▶ _WHAT YOU NEED TO DO_
Decide whether each statement agrees with the article on excuses for not making sales calls, and answer yes or no with the words from the article that settle it: 1. To be more effective, a professional salesperson should make more sales calls. 2. The article presents all nine of the primary excuses. 3. Giving up Monday morning and Friday afternoon leaves 90 percent of the work week.

Joe Ellers: Four Top Excuses Not to Call . . .
. . . that salespeople don't even realize they've made.
Joe Ellers, STAFDA Sales Consultant |
I want to let you in on some of the reasons people can’t or don’t make sales calls. In the recent sales-time management course I gave, I spent a fair amount of time telling people that the important thing for a professional salesperson to do, if they want to be more effective, is frankly to make more sales calls and spend more time trying to sell.
When I work with salespeople, I always ask them about how they set calls, how they schedule their time, how they manage their lives, and more. I get a lot of excuses. Some are blatant excuses to not have to work; others are truly trying to do the right thing but are simply totally misguided.
Having coached thousands of salespeople, there are nine primary excuses people make. Here are the top four. Make sure you don’t fall into any of these traps.
1. My customers don’t make appointments on Monday
mornings, or Friday afternoons, or too close to the holiday, or whatever. What happens here is that salespeople have absolutely eliminated a huge amount of prime selling time because they are absolutely, totally convinced the customer will not talk with them during certain portions of the work week.
If you can’t make a sales call on Monday morning, okay. But look at it this way — that’s 10 percent of your total week gone. Can’t make sales on Friday afternoon? That’s another 10 percent of your week gone. A four-hour block Monday, a four-hour block Friday — you are now down to 80 percent of the total work week. Twenty percent is gone — the week hasn’t even started and 20 percent is gone.

▶ _RECORDS SHOWN_
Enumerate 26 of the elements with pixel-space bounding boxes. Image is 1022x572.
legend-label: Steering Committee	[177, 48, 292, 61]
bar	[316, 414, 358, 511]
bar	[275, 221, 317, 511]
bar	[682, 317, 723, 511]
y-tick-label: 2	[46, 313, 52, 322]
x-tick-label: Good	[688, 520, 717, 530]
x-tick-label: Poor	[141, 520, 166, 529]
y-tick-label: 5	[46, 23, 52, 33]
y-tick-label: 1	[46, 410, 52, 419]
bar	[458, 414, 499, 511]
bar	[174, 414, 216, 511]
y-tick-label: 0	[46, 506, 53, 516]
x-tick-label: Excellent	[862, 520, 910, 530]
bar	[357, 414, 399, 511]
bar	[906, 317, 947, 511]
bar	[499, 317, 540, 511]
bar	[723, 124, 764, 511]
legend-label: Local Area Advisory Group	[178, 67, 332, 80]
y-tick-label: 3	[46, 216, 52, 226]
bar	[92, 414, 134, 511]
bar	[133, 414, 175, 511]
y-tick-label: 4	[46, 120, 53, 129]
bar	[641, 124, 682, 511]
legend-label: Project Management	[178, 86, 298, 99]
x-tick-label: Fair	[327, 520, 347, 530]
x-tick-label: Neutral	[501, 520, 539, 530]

▶ _CORRECT RESPONSE_
1. Yes: "the important thing for a professional salesperson to do, if they want to be more effective, is frankly to make more sales calls and spend more time trying to sell."
2. No: "there are nine primary excuses people make. Here are the top four."
3. No: "you are now down to 80 percent of the total work week."